### Stored items
+===+

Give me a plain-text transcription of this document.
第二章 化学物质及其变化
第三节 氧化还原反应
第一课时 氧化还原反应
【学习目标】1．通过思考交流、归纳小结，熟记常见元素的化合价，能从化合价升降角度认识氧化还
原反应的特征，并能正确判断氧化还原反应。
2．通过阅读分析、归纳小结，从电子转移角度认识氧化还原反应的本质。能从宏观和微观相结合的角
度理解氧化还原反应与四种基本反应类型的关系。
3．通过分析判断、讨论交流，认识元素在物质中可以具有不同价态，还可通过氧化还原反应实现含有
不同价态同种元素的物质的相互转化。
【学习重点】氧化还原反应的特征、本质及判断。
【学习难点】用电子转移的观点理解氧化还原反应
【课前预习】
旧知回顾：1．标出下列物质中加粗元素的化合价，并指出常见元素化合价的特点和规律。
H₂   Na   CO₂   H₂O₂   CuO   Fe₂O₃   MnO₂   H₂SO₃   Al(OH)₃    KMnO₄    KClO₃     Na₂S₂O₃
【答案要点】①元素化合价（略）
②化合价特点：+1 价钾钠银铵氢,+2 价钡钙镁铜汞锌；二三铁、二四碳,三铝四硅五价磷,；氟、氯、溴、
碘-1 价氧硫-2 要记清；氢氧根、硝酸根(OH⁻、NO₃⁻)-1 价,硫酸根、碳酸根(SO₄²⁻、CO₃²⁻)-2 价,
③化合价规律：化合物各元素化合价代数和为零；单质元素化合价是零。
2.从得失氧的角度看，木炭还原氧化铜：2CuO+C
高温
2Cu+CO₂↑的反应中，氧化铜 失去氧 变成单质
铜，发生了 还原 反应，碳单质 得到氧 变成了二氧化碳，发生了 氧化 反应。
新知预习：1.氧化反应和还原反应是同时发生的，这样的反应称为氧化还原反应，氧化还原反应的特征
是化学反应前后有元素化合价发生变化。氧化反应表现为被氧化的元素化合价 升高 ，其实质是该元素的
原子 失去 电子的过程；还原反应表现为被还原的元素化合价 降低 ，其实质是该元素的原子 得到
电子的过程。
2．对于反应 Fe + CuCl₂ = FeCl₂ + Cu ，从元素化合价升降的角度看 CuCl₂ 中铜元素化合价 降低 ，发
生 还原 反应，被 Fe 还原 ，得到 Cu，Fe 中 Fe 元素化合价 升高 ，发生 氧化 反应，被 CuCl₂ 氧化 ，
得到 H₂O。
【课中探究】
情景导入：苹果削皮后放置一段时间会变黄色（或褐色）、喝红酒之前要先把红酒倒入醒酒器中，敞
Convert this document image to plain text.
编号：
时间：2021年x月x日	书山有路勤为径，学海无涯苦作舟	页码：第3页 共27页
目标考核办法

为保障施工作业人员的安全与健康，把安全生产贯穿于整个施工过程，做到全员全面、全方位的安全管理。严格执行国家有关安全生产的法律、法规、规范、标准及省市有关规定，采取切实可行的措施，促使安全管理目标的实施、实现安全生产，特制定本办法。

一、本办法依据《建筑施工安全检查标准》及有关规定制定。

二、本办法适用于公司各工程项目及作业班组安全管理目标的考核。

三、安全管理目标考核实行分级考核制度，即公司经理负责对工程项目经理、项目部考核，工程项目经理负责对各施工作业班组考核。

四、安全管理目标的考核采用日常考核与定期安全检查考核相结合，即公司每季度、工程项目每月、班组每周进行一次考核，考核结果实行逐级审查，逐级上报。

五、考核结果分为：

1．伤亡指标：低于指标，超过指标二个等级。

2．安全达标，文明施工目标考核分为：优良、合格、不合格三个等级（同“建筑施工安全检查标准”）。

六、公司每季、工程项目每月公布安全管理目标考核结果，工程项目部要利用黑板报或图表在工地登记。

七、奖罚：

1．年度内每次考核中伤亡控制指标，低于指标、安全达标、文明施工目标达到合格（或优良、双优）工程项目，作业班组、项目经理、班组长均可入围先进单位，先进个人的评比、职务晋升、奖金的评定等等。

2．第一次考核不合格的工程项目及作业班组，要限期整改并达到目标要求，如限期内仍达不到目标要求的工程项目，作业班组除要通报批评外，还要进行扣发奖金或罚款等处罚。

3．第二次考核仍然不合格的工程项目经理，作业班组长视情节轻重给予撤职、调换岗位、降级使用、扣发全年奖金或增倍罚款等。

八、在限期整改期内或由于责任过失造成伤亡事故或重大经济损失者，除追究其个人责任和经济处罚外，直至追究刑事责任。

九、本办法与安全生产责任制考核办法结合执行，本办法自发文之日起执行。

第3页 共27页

+===+

### Problem to work on
Produce an exact copy of the whole listing.

### Exercise result
Give me a plain-text transcription of this document.
第二章 化学物质及其变化
第三节 氧化还原反应
第一课时 氧化还原反应
【学习目标】1．通过思考交流、归纳小结，熟记常见元素的化合价，能从化合价升降角度认识氧化还
原反应的特征，并能正确判断氧化还原反应。
2．通过阅读分析、归纳小结，从电子转移角度认识氧化还原反应的本质。能从宏观和微观相结合的角
度理解氧化还原反应与四种基本反应类型的关系。
3．通过分析判断、讨论交流，认识元素在物质中可以具有不同价态，还可通过氧化还原反应实现含有
不同价态同种元素的物质的相互转化。
【学习重点】氧化还原反应的特征、本质及判断。
【学习难点】用电子转移的观点理解氧化还原反应
【课前预习】
旧知回顾：1．标出下列物质中加粗元素的化合价，并指出常见元素化合价的特点和规律。
H₂   Na   CO₂   H₂O₂   CuO   Fe₂O₃   MnO₂   H₂SO₃   Al(OH)₃    KMnO₄    KClO₃     Na₂S₂O₃
【答案要点】①元素化合价（略）
②化合价特点：+1 价钾钠银铵氢,+2 价钡钙镁铜汞锌；二三铁、二四碳,三铝四硅五价磷,；氟、氯、溴、
碘-1 价氧硫-2 要记清；氢氧根、硝酸根(OH⁻、NO₃⁻)-1 价,硫酸根、碳酸根(SO₄²⁻、CO₃²⁻)-2 价,
③化合价规律：化合物各元素化合价代数和为零；单质元素化合价是零。
2.从得失氧的角度看，木炭还原氧化铜：2CuO+C
高温
2Cu+CO₂↑的反应中，氧化铜 失去氧 变成单质
铜，发生了 还原 反应，碳单质 得到氧 变成了二氧化碳，发生了 氧化 反应。
新知预习：1.氧化反应和还原反应是同时发生的，这样的反应称为氧化还原反应，氧化还原反应的特征
是化学反应前后有元素化合价发生变化。氧化反应表现为被氧化的元素化合价 升高 ，其实质是该元素的
原子 失去 电子的过程；还原反应表现为被还原的元素化合价 降低 ，其实质是该元素的原子 得到
电子的过程。
2．对于反应 Fe + CuCl₂ = FeCl₂ + Cu ，从元素化合价升降的角度看 CuCl₂ 中铜元素化合价 降低 ，发
生 还原 反应，被 Fe 还原 ，得到 Cu，Fe 中 Fe 元素化合价 升高 ，发生 氧化 反应，被 CuCl₂ 氧化 ，
得到 H₂O。
【课中探究】
情景导入：苹果削皮后放置一段时间会变黄色（或褐色）、喝红酒之前要先把红酒倒入醒酒器中，敞
Convert this document image to plain text.
编号：
时间：2021年x月x日	书山有路勤为径，学海无涯苦作舟	页码：第3页 共27页
目标考核办法

为保障施工作业人员的安全与健康，把安全生产贯穿于整个施工过程，做到全员全面、全方位的安全管理。严格执行国家有关安全生产的法律、法规、规范、标准及省市有关规定，采取切实可行的措施，促使安全管理目标的实施、实现安全生产，特制定本办法。

一、本办法依据《建筑施工安全检查标准》及有关规定制定。

二、本办法适用于公司各工程项目及作业班组安全管理目标的考核。

三、安全管理目标考核实行分级考核制度，即公司经理负责对工程项目经理、项目部考核，工程项目经理负责对各施工作业班组考核。

四、安全管理目标的考核采用日常考核与定期安全检查考核相结合，即公司每季度、工程项目每月、班组每周进行一次考核，考核结果实行逐级审查，逐级上报。

五、考核结果分为：

1．伤亡指标：低于指标，超过指标二个等级。

2．安全达标，文明施工目标考核分为：优良、合格、不合格三个等级（同“建筑施工安全检查标准”）。

六、公司每季、工程项目每月公布安全管理目标考核结果，工程项目部要利用黑板报或图表在工地登记。

七、奖罚：

1．年度内每次考核中伤亡控制指标，低于指标、安全达标、文明施工目标达到合格（或优良、双优）工程项目，作业班组、项目经理、班组长均可入围先进单位，先进个人的评比、职务晋升、奖金的评定等等。

2．第一次考核不合格的工程项目及作业班组，要限期整改并达到目标要求，如限期内仍达不到目标要求的工程项目，作业班组除要通报批评外，还要进行扣发奖金或罚款等处罚。

3．第二次考核仍然不合格的工程项目经理，作业班组长视情节轻重给予撤职、调换岗位、降级使用、扣发全年奖金或增倍罚款等。

八、在限期整改期内或由于责任过失造成伤亡事故或重大经济损失者，除追究其个人责任和经济处罚外，直至追究刑事责任。

九、本办法与安全生产责任制考核办法结合执行，本办法自发文之日起执行。

第3页 共27页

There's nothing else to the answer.